Exercise aim - Repeat each entry in full, exactly.

# Exercise input start

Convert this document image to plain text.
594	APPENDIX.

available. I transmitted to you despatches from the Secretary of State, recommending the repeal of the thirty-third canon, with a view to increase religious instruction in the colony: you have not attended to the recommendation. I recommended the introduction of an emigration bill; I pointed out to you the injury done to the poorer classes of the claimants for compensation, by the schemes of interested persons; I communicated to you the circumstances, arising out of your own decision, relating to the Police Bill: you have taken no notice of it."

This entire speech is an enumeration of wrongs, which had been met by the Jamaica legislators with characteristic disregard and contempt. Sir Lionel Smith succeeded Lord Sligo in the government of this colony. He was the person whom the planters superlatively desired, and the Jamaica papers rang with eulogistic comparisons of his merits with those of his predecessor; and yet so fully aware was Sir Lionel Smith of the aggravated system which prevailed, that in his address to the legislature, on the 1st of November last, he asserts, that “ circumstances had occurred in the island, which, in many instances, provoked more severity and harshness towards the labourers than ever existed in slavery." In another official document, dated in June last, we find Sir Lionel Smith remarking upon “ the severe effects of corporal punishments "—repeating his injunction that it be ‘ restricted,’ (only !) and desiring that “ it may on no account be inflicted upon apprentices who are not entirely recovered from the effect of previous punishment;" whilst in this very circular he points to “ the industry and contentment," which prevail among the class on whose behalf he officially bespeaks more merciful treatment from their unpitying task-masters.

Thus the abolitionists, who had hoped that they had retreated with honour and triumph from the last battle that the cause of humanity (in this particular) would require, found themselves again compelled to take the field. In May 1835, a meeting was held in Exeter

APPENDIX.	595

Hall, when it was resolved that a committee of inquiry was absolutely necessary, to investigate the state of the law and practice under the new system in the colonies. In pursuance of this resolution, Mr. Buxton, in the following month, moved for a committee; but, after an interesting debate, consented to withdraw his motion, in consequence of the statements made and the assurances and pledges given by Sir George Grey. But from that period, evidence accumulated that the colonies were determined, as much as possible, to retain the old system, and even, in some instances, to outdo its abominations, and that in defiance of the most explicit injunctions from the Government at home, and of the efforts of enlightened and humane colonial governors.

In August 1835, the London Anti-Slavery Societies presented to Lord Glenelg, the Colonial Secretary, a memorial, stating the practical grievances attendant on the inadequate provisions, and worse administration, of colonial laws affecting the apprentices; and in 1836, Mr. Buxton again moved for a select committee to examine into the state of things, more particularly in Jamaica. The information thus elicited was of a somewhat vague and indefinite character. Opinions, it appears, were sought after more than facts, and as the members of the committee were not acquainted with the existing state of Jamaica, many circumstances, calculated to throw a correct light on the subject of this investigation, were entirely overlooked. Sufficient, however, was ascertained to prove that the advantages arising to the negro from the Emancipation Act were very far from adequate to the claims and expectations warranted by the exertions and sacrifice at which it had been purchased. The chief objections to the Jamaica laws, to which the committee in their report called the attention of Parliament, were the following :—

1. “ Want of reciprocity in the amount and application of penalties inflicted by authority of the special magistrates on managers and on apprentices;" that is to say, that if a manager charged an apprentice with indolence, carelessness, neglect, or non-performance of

# Exercise input end

Answer to this problem -
Convert this document image to plain text.
594	APPENDIX.

available. I transmitted to you despatches from the Secretary of State, recommending the repeal of the thirty-third canon, with a view to increase religious instruction in the colony: you have not attended to the recommendation. I recommended the introduction of an emigration bill; I pointed out to you the injury done to the poorer classes of the claimants for compensation, by the schemes of interested persons; I communicated to you the circumstances, arising out of your own decision, relating to the Police Bill: you have taken no notice of it."

This entire speech is an enumeration of wrongs, which had been met by the Jamaica legislators with characteristic disregard and contempt. Sir Lionel Smith succeeded Lord Sligo in the government of this colony. He was the person whom the planters superlatively desired, and the Jamaica papers rang with eulogistic comparisons of his merits with those of his predecessor; and yet so fully aware was Sir Lionel Smith of the aggravated system which prevailed, that in his address to the legislature, on the 1st of November last, he asserts, that “ circumstances had occurred in the island, which, in many instances, provoked more severity and harshness towards the labourers than ever existed in slavery." In another official document, dated in June last, we find Sir Lionel Smith remarking upon “ the severe effects of corporal punishments "—repeating his injunction that it be ‘ restricted,’ (only !) and desiring that “ it may on no account be inflicted upon apprentices who are not entirely recovered from the effect of previous punishment;" whilst in this very circular he points to “ the industry and contentment," which prevail among the class on whose behalf he officially bespeaks more merciful treatment from their unpitying task-masters.

Thus the abolitionists, who had hoped that they had retreated with honour and triumph from the last battle that the cause of humanity (in this particular) would require, found themselves again compelled to take the field. In May 1835, a meeting was held in Exeter

APPENDIX.	595

Hall, when it was resolved that a committee of inquiry was absolutely necessary, to investigate the state of the law and practice under the new system in the colonies. In pursuance of this resolution, Mr. Buxton, in the following month, moved for a committee; but, after an interesting debate, consented to withdraw his motion, in consequence of the statements made and the assurances and pledges given by Sir George Grey. But from that period, evidence accumulated that the colonies were determined, as much as possible, to retain the old system, and even, in some instances, to outdo its abominations, and that in defiance of the most explicit injunctions from the Government at home, and of the efforts of enlightened and humane colonial governors.

In August 1835, the London Anti-Slavery Societies presented to Lord Glenelg, the Colonial Secretary, a memorial, stating the practical grievances attendant on the inadequate provisions, and worse administration, of colonial laws affecting the apprentices; and in 1836, Mr. Buxton again moved for a select committee to examine into the state of things, more particularly in Jamaica. The information thus elicited was of a somewhat vague and indefinite character. Opinions, it appears, were sought after more than facts, and as the members of the committee were not acquainted with the existing state of Jamaica, many circumstances, calculated to throw a correct light on the subject of this investigation, were entirely overlooked. Sufficient, however, was ascertained to prove that the advantages arising to the negro from the Emancipation Act were very far from adequate to the claims and expectations warranted by the exertions and sacrifice at which it had been purchased. The chief objections to the Jamaica laws, to which the committee in their report called the attention of Parliament, were the following :—

1. “ Want of reciprocity in the amount and application of penalties inflicted by authority of the special magistrates on managers and on apprentices;" that is to say, that if a manager charged an apprentice with indolence, carelessness, neglect, or non-performance of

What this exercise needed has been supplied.